→ DESCRIPTION OF THE TASK: Search the material below for the word "error" and copy every line in which it occurs.

→ EXERCISE MATERIAL:
___
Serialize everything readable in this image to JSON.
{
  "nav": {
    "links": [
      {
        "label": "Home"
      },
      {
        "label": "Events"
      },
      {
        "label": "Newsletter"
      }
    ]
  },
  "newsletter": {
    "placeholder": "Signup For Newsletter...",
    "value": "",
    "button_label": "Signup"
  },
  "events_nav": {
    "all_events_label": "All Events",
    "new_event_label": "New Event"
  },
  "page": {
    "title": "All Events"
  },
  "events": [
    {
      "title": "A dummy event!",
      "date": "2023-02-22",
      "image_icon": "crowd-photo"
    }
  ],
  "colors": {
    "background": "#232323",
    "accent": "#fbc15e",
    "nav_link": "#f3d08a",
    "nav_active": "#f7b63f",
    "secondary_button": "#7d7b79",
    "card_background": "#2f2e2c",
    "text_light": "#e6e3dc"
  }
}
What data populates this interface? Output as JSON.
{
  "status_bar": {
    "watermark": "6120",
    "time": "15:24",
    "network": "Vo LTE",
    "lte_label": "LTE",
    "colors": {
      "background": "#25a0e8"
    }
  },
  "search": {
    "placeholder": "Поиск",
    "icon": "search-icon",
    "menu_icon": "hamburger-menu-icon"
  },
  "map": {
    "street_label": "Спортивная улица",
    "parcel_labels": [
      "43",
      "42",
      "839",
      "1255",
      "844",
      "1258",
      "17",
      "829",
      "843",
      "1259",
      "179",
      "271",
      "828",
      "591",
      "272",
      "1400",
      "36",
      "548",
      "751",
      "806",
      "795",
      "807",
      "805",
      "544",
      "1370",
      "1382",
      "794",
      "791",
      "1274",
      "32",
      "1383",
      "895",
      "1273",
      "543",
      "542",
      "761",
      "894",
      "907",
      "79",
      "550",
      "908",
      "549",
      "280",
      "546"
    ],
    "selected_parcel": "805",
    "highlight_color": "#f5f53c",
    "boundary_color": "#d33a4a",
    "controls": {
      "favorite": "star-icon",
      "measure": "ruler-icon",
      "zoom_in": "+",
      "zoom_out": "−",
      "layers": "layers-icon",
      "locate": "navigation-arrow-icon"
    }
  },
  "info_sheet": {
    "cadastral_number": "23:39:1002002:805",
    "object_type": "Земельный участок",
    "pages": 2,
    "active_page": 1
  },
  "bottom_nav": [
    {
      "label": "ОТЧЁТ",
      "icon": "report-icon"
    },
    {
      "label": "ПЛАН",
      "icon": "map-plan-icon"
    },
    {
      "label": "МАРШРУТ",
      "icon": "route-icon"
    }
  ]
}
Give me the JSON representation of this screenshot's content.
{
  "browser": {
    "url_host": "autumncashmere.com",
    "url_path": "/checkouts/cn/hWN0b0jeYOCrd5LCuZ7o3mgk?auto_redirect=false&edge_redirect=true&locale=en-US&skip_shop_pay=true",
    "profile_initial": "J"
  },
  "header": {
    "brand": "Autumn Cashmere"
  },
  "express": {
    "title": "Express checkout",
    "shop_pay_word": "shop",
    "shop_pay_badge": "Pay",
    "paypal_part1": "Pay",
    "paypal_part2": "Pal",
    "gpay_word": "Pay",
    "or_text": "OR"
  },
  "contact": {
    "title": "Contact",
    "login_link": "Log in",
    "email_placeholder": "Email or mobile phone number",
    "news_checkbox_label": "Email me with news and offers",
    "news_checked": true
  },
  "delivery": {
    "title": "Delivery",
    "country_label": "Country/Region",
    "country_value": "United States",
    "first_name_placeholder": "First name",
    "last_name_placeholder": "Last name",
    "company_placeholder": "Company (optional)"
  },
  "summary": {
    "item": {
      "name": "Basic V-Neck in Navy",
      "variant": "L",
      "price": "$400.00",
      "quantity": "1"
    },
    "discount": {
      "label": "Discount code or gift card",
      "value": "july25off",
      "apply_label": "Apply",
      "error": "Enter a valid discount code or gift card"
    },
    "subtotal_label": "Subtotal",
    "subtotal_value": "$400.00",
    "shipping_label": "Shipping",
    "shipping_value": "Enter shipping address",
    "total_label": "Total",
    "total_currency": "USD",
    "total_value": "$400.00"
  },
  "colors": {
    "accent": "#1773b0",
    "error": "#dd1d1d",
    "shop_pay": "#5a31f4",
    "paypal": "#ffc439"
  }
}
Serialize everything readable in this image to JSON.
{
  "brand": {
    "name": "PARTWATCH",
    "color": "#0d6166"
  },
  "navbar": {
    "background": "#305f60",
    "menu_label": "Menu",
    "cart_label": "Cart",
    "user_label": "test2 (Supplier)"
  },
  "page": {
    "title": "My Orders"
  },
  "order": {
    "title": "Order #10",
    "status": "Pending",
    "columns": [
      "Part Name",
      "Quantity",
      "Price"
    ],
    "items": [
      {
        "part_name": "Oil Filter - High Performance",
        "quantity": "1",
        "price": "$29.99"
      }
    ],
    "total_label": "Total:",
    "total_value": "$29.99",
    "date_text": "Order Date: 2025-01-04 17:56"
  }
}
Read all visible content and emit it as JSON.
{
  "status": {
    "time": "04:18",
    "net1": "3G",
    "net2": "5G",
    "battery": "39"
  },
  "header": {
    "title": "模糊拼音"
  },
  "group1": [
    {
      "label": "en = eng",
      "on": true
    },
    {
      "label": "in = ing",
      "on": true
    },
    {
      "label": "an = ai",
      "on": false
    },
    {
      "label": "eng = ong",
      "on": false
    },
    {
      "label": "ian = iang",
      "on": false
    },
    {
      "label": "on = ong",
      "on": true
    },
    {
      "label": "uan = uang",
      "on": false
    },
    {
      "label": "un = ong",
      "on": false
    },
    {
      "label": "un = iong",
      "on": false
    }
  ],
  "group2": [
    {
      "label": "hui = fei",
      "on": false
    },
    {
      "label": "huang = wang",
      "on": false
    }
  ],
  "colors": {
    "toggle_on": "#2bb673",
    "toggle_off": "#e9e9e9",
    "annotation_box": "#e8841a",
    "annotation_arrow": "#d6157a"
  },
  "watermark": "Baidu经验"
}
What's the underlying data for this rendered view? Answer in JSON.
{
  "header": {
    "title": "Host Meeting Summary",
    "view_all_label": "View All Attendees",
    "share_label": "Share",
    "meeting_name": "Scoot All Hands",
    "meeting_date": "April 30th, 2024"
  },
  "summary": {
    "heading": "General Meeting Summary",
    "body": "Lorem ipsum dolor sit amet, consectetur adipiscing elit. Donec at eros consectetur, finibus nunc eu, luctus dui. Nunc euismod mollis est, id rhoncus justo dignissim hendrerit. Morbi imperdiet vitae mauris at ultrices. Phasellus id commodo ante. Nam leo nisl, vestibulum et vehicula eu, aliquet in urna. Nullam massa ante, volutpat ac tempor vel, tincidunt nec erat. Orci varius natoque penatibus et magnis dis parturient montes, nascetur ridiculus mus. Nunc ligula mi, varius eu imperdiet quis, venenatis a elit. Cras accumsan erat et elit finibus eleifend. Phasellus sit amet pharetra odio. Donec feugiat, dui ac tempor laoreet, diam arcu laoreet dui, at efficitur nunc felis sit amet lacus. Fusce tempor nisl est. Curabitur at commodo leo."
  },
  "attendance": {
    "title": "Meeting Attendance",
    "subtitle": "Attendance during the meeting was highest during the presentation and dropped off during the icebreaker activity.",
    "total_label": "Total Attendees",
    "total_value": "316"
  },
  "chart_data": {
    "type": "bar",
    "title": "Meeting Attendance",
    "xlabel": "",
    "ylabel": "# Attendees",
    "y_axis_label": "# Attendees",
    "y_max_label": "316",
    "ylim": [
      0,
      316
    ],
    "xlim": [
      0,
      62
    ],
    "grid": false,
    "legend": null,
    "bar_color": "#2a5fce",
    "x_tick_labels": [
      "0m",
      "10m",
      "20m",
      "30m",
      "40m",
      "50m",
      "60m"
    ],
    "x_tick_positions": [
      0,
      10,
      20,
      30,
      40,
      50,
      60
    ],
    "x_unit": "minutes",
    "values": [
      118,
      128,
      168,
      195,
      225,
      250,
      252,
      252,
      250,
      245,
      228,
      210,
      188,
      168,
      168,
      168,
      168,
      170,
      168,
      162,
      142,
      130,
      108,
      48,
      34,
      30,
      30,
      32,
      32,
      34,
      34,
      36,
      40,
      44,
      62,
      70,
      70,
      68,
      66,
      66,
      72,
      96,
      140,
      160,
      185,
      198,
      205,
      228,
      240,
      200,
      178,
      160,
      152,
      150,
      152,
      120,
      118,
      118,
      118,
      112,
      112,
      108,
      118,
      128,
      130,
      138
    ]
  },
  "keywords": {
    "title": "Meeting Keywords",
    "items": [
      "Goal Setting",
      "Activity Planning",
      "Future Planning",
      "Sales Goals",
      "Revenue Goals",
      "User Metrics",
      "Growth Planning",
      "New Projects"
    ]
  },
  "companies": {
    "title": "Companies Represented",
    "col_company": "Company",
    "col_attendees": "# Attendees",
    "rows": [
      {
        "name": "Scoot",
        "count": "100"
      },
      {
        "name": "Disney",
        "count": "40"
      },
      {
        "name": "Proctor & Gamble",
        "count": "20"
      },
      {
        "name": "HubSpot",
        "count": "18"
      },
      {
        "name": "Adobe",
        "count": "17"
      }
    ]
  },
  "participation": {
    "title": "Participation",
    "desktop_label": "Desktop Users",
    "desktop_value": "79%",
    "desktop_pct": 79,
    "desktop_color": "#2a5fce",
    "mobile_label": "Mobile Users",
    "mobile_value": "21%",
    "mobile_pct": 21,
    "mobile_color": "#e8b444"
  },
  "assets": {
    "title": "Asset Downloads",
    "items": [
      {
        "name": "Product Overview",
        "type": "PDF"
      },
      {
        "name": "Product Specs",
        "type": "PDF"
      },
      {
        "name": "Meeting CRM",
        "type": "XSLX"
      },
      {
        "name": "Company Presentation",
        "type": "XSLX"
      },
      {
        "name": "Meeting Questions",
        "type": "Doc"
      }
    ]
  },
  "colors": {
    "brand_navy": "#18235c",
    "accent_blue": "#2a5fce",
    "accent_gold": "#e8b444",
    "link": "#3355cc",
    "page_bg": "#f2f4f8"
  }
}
___
→ WRITTEN RESPONSE:
      "error": "Enter a valid discount code or gift card"
    "error": "#dd1d1d",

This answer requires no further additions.